Every entry must be given again exactly.
BEGIN Data records
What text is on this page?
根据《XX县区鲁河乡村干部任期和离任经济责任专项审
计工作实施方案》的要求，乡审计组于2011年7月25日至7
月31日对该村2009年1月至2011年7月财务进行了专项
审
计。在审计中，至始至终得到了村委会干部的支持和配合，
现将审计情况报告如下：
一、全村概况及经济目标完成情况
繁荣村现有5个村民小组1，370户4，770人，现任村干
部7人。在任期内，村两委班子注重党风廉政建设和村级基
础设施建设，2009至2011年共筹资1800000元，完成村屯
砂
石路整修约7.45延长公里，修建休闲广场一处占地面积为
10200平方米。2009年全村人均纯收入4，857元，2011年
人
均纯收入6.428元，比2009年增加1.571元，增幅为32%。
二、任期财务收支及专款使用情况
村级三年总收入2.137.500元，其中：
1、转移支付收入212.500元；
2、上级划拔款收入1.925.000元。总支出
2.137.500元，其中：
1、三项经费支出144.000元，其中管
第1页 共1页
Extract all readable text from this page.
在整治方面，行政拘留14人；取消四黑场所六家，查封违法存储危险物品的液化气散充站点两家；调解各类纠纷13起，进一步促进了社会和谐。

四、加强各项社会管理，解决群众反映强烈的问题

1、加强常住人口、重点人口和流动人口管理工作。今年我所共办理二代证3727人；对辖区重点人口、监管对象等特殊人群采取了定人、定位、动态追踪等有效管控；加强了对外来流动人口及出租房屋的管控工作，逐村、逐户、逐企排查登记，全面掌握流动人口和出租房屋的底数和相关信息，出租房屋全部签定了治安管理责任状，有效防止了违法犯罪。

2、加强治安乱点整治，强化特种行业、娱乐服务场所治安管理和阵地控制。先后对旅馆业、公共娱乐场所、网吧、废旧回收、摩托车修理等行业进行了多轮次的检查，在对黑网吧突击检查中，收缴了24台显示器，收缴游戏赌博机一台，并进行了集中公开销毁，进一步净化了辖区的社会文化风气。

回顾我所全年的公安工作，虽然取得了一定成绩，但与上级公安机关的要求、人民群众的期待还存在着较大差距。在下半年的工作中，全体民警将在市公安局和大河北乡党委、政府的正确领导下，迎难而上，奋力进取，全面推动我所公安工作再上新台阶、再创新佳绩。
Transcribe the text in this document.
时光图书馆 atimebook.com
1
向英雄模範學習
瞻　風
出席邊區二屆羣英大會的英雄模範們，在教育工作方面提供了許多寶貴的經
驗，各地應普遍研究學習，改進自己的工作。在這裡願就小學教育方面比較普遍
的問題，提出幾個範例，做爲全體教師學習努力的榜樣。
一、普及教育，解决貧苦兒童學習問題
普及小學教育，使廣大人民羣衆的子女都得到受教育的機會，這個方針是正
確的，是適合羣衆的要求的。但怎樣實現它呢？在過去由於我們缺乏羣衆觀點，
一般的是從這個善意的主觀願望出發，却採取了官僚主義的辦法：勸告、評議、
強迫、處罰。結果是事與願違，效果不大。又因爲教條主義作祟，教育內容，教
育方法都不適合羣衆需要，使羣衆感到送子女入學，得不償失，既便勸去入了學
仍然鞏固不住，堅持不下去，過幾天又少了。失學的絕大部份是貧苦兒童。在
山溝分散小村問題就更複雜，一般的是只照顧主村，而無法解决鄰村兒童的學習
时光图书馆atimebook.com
END Data records
## [Written answer]
What text is on this page?
根据《XX县区鲁河乡村干部任期和离任经济责任专项审
计工作实施方案》的要求，乡审计组于2011年7月25日至7
月31日对该村2009年1月至2011年7月财务进行了专项
审
计。在审计中，至始至终得到了村委会干部的支持和配合，
现将审计情况报告如下：
一、全村概况及经济目标完成情况
繁荣村现有5个村民小组1，370户4，770人，现任村干
部7人。在任期内，村两委班子注重党风廉政建设和村级基
础设施建设，2009至2011年共筹资1800000元，完成村屯
砂
石路整修约7.45延长公里，修建休闲广场一处占地面积为
10200平方米。2009年全村人均纯收入4，857元，2011年
人
均纯收入6.428元，比2009年增加1.571元，增幅为32%。
二、任期财务收支及专款使用情况
村级三年总收入2.137.500元，其中：
1、转移支付收入212.500元；
2、上级划拔款收入1.925.000元。总支出
2.137.500元，其中：
1、三项经费支出144.000元，其中管
第1页 共1页
Extract all readable text from this page.
在整治方面，行政拘留14人；取消四黑场所六家，查封违法存储危险物品的液化气散充站点两家；调解各类纠纷13起，进一步促进了社会和谐。

四、加强各项社会管理，解决群众反映强烈的问题

1、加强常住人口、重点人口和流动人口管理工作。今年我所共办理二代证3727人；对辖区重点人口、监管对象等特殊人群采取了定人、定位、动态追踪等有效管控；加强了对外来流动人口及出租房屋的管控工作，逐村、逐户、逐企排查登记，全面掌握流动人口和出租房屋的底数和相关信息，出租房屋全部签定了治安管理责任状，有效防止了违法犯罪。

2、加强治安乱点整治，强化特种行业、娱乐服务场所治安管理和阵地控制。先后对旅馆业、公共娱乐场所、网吧、废旧回收、摩托车修理等行业进行了多轮次的检查，在对黑网吧突击检查中，收缴了24台显示器，收缴游戏赌博机一台，并进行了集中公开销毁，进一步净化了辖区的社会文化风气。

回顾我所全年的公安工作，虽然取得了一定成绩，但与上级公安机关的要求、人民群众的期待还存在着较大差距。在下半年的工作中，全体民警将在市公安局和大河北乡党委、政府的正确领导下，迎难而上，奋力进取，全面推动我所公安工作再上新台阶、再创新佳绩。
Transcribe the text in this document.
时光图书馆 atimebook.com
1
向英雄模範學習
瞻　風
出席邊區二屆羣英大會的英雄模範們，在教育工作方面提供了許多寶貴的經
驗，各地應普遍研究學習，改進自己的工作。在這裡願就小學教育方面比較普遍
的問題，提出幾個範例，做爲全體教師學習努力的榜樣。
一、普及教育，解决貧苦兒童學習問題
普及小學教育，使廣大人民羣衆的子女都得到受教育的機會，這個方針是正
確的，是適合羣衆的要求的。但怎樣實現它呢？在過去由於我們缺乏羣衆觀點，
一般的是從這個善意的主觀願望出發，却採取了官僚主義的辦法：勸告、評議、
強迫、處罰。結果是事與願違，效果不大。又因爲教條主義作祟，教育內容，教
育方法都不適合羣衆需要，使羣衆感到送子女入學，得不償失，既便勸去入了學
仍然鞏固不住，堅持不下去，過幾天又少了。失學的絕大部份是貧苦兒童。在
山溝分散小村問題就更複雜，一般的是只照顧主村，而無法解决鄰村兒童的學習
时光图书馆atimebook.com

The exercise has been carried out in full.